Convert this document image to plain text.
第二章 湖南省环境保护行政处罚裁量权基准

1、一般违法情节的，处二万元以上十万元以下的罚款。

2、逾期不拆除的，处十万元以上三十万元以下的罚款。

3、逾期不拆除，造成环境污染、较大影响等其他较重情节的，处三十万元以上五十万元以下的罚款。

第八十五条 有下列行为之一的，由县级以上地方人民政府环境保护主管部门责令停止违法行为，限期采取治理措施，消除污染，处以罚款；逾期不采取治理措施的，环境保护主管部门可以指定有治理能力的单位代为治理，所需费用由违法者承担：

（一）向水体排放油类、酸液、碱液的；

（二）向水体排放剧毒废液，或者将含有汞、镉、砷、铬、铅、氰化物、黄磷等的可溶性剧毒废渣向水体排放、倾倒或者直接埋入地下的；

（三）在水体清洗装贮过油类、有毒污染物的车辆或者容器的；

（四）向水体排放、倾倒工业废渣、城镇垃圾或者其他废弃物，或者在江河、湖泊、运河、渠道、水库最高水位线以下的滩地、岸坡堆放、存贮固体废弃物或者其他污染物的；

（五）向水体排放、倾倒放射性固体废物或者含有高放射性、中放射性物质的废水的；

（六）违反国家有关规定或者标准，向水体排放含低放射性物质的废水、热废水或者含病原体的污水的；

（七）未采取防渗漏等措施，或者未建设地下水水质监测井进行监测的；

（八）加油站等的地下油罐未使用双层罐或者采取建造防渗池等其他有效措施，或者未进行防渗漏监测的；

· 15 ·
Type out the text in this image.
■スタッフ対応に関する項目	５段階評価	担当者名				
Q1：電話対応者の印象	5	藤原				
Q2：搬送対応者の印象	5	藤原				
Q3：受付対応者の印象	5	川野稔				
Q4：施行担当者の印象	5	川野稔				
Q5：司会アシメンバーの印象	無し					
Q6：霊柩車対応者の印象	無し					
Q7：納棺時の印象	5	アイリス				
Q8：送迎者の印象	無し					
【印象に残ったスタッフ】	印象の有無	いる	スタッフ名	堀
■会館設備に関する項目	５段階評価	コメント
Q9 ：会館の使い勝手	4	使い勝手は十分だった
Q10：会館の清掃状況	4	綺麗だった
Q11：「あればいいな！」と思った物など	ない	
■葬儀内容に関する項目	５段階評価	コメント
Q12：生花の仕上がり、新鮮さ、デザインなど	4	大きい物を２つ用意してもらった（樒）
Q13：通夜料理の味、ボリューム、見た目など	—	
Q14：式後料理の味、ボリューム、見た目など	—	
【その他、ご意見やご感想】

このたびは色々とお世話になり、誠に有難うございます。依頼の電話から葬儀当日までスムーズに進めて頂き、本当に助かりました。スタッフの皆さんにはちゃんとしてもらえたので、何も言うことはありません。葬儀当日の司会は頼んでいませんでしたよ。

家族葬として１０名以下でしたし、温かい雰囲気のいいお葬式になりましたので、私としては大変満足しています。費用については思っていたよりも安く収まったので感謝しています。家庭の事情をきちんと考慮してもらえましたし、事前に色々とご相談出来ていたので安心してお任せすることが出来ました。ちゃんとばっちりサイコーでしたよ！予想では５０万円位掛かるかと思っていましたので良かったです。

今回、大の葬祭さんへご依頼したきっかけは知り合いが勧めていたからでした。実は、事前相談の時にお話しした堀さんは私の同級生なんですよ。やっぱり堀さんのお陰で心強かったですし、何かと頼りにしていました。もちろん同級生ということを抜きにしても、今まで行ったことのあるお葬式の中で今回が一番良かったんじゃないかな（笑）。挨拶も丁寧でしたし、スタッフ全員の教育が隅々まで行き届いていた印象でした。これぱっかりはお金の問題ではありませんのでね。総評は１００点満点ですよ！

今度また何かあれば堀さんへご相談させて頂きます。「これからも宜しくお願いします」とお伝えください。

§ §

Locate the line that contains "Type out the text in this image.", then please quote it and every line after it to the end of the entries above, exactly and with nothing else.

Type out the text in this image.
■スタッフ対応に関する項目	５段階評価	担当者名				
Q1：電話対応者の印象	5	藤原				
Q2：搬送対応者の印象	5	藤原				
Q3：受付対応者の印象	5	川野稔				
Q4：施行担当者の印象	5	川野稔				
Q5：司会アシメンバーの印象	無し					
Q6：霊柩車対応者の印象	無し					
Q7：納棺時の印象	5	アイリス				
Q8：送迎者の印象	無し					
【印象に残ったスタッフ】	印象の有無	いる	スタッフ名	堀
■会館設備に関する項目	５段階評価	コメント
Q9 ：会館の使い勝手	4	使い勝手は十分だった
Q10：会館の清掃状況	4	綺麗だった
Q11：「あればいいな！」と思った物など	ない	
■葬儀内容に関する項目	５段階評価	コメント
Q12：生花の仕上がり、新鮮さ、デザインなど	4	大きい物を２つ用意してもらった（樒）
Q13：通夜料理の味、ボリューム、見た目など	—	
Q14：式後料理の味、ボリューム、見た目など	—	
【その他、ご意見やご感想】

このたびは色々とお世話になり、誠に有難うございます。依頼の電話から葬儀当日までスムーズに進めて頂き、本当に助かりました。スタッフの皆さんにはちゃんとしてもらえたので、何も言うことはありません。葬儀当日の司会は頼んでいませんでしたよ。

家族葬として１０名以下でしたし、温かい雰囲気のいいお葬式になりましたので、私としては大変満足しています。費用については思っていたよりも安く収まったので感謝しています。家庭の事情をきちんと考慮してもらえましたし、事前に色々とご相談出来ていたので安心してお任せすることが出来ました。ちゃんとばっちりサイコーでしたよ！予想では５０万円位掛かるかと思っていましたので良かったです。

今回、大の葬祭さんへご依頼したきっかけは知り合いが勧めていたからでした。実は、事前相談の時にお話しした堀さんは私の同級生なんですよ。やっぱり堀さんのお陰で心強かったですし、何かと頼りにしていました。もちろん同級生ということを抜きにしても、今まで行ったことのあるお葬式の中で今回が一番良かったんじゃないかな（笑）。挨拶も丁寧でしたし、スタッフ全員の教育が隅々まで行き届いていた印象でした。これぱっかりはお金の問題ではありませんのでね。総評は１００点満点ですよ！

今度また何かあれば堀さんへご相談させて頂きます。「これからも宜しくお願いします」とお伝えください。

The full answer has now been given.